----- Dataset entries -----

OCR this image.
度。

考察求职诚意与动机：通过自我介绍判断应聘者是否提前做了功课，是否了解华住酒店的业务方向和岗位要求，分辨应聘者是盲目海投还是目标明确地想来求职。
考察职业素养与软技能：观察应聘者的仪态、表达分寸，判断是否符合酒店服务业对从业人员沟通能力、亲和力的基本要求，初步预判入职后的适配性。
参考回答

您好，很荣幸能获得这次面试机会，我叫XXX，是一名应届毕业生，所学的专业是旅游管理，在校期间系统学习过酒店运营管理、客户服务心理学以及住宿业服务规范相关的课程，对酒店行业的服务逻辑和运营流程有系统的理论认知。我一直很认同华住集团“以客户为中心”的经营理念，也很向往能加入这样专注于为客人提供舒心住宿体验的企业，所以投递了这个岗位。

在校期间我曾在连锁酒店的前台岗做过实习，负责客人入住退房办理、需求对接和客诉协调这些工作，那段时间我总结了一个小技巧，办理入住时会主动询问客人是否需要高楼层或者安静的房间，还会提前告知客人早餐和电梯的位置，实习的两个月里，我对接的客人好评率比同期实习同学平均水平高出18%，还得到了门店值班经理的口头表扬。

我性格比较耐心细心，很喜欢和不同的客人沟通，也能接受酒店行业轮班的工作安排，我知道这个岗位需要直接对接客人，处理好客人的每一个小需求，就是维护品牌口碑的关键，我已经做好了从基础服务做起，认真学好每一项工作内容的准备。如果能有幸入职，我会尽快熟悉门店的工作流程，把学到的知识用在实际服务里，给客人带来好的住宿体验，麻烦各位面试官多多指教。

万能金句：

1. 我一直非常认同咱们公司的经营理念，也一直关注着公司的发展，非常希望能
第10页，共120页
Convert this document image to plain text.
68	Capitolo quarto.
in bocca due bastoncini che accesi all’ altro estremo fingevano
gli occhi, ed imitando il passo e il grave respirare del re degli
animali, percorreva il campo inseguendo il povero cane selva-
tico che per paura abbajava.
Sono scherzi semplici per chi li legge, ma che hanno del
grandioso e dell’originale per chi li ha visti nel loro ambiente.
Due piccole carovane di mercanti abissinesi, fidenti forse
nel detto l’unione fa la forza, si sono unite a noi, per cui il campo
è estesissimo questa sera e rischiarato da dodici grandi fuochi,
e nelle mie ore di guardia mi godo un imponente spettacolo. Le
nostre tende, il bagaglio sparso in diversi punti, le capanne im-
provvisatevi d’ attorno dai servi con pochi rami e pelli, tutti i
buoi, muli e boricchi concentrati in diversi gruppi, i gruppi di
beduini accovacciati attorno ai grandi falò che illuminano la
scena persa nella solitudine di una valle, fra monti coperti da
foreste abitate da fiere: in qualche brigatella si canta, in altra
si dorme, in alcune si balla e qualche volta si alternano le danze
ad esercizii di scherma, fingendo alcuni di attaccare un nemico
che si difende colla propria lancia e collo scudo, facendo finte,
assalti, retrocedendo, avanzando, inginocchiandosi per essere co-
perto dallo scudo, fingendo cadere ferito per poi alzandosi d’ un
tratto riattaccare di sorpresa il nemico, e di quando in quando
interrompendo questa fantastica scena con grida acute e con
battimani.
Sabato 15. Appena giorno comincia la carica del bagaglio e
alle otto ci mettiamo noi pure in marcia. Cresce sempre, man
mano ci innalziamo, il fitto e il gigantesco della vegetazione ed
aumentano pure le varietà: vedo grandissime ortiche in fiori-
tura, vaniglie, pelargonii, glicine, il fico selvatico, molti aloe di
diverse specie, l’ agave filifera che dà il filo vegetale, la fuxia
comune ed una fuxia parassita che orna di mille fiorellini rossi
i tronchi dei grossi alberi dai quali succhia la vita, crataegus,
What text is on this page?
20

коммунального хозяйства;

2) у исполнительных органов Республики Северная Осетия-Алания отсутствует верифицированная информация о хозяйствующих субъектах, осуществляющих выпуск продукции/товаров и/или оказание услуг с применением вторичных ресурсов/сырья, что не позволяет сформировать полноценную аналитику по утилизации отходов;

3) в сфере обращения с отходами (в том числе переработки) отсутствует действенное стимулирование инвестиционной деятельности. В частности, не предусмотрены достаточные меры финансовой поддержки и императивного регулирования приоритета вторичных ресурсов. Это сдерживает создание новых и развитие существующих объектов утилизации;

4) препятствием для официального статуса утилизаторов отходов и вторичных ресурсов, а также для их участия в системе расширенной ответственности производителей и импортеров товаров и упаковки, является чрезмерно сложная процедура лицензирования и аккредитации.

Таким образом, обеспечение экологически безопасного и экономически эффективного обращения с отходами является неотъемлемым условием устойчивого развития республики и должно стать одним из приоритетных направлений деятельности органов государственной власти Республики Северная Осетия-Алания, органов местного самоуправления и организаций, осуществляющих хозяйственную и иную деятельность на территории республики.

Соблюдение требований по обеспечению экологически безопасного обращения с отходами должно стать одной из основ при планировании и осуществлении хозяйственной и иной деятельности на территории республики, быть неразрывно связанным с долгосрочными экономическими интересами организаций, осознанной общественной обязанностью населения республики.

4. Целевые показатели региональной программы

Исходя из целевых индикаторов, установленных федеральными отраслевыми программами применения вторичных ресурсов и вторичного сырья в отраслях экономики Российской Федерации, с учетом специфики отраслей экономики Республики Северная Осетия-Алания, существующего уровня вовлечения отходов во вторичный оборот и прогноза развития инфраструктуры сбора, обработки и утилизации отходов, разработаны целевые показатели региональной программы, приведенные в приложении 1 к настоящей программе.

-----

**Stated task**
The entries above must be returned exactly.

**Solution**
OCR this image.
度。

考察求职诚意与动机：通过自我介绍判断应聘者是否提前做了功课，是否了解华住酒店的业务方向和岗位要求，分辨应聘者是盲目海投还是目标明确地想来求职。
考察职业素养与软技能：观察应聘者的仪态、表达分寸，判断是否符合酒店服务业对从业人员沟通能力、亲和力的基本要求，初步预判入职后的适配性。
参考回答

您好，很荣幸能获得这次面试机会，我叫XXX，是一名应届毕业生，所学的专业是旅游管理，在校期间系统学习过酒店运营管理、客户服务心理学以及住宿业服务规范相关的课程，对酒店行业的服务逻辑和运营流程有系统的理论认知。我一直很认同华住集团“以客户为中心”的经营理念，也很向往能加入这样专注于为客人提供舒心住宿体验的企业，所以投递了这个岗位。

在校期间我曾在连锁酒店的前台岗做过实习，负责客人入住退房办理、需求对接和客诉协调这些工作，那段时间我总结了一个小技巧，办理入住时会主动询问客人是否需要高楼层或者安静的房间，还会提前告知客人早餐和电梯的位置，实习的两个月里，我对接的客人好评率比同期实习同学平均水平高出18%，还得到了门店值班经理的口头表扬。

我性格比较耐心细心，很喜欢和不同的客人沟通，也能接受酒店行业轮班的工作安排，我知道这个岗位需要直接对接客人，处理好客人的每一个小需求，就是维护品牌口碑的关键，我已经做好了从基础服务做起，认真学好每一项工作内容的准备。如果能有幸入职，我会尽快熟悉门店的工作流程，把学到的知识用在实际服务里，给客人带来好的住宿体验，麻烦各位面试官多多指教。

万能金句：

1. 我一直非常认同咱们公司的经营理念，也一直关注着公司的发展，非常希望能
第10页，共120页
Convert this document image to plain text.
68	Capitolo quarto.
in bocca due bastoncini che accesi all’ altro estremo fingevano
gli occhi, ed imitando il passo e il grave respirare del re degli
animali, percorreva il campo inseguendo il povero cane selva-
tico che per paura abbajava.
Sono scherzi semplici per chi li legge, ma che hanno del
grandioso e dell’originale per chi li ha visti nel loro ambiente.
Due piccole carovane di mercanti abissinesi, fidenti forse
nel detto l’unione fa la forza, si sono unite a noi, per cui il campo
è estesissimo questa sera e rischiarato da dodici grandi fuochi,
e nelle mie ore di guardia mi godo un imponente spettacolo. Le
nostre tende, il bagaglio sparso in diversi punti, le capanne im-
provvisatevi d’ attorno dai servi con pochi rami e pelli, tutti i
buoi, muli e boricchi concentrati in diversi gruppi, i gruppi di
beduini accovacciati attorno ai grandi falò che illuminano la
scena persa nella solitudine di una valle, fra monti coperti da
foreste abitate da fiere: in qualche brigatella si canta, in altra
si dorme, in alcune si balla e qualche volta si alternano le danze
ad esercizii di scherma, fingendo alcuni di attaccare un nemico
che si difende colla propria lancia e collo scudo, facendo finte,
assalti, retrocedendo, avanzando, inginocchiandosi per essere co-
perto dallo scudo, fingendo cadere ferito per poi alzandosi d’ un
tratto riattaccare di sorpresa il nemico, e di quando in quando
interrompendo questa fantastica scena con grida acute e con
battimani.
Sabato 15. Appena giorno comincia la carica del bagaglio e
alle otto ci mettiamo noi pure in marcia. Cresce sempre, man
mano ci innalziamo, il fitto e il gigantesco della vegetazione ed
aumentano pure le varietà: vedo grandissime ortiche in fiori-
tura, vaniglie, pelargonii, glicine, il fico selvatico, molti aloe di
diverse specie, l’ agave filifera che dà il filo vegetale, la fuxia
comune ed una fuxia parassita che orna di mille fiorellini rossi
i tronchi dei grossi alberi dai quali succhia la vita, crataegus,
What text is on this page?
20

коммунального хозяйства;

2) у исполнительных органов Республики Северная Осетия-Алания отсутствует верифицированная информация о хозяйствующих субъектах, осуществляющих выпуск продукции/товаров и/или оказание услуг с применением вторичных ресурсов/сырья, что не позволяет сформировать полноценную аналитику по утилизации отходов;

3) в сфере обращения с отходами (в том числе переработки) отсутствует действенное стимулирование инвестиционной деятельности. В частности, не предусмотрены достаточные меры финансовой поддержки и императивного регулирования приоритета вторичных ресурсов. Это сдерживает создание новых и развитие существующих объектов утилизации;

4) препятствием для официального статуса утилизаторов отходов и вторичных ресурсов, а также для их участия в системе расширенной ответственности производителей и импортеров товаров и упаковки, является чрезмерно сложная процедура лицензирования и аккредитации.

Таким образом, обеспечение экологически безопасного и экономически эффективного обращения с отходами является неотъемлемым условием устойчивого развития республики и должно стать одним из приоритетных направлений деятельности органов государственной власти Республики Северная Осетия-Алания, органов местного самоуправления и организаций, осуществляющих хозяйственную и иную деятельность на территории республики.

Соблюдение требований по обеспечению экологически безопасного обращения с отходами должно стать одной из основ при планировании и осуществлении хозяйственной и иной деятельности на территории республики, быть неразрывно связанным с долгосрочными экономическими интересами организаций, осознанной общественной обязанностью населения республики.

4. Целевые показатели региональной программы

Исходя из целевых индикаторов, установленных федеральными отраслевыми программами применения вторичных ресурсов и вторичного сырья в отраслях экономики Российской Федерации, с учетом специфики отраслей экономики Республики Северная Осетия-Алания, существующего уровня вовлечения отходов во вторичный оборот и прогноза развития инфраструктуры сбора, обработки и утилизации отходов, разработаны целевые показатели региональной программы, приведенные в приложении 1 к настоящей программе.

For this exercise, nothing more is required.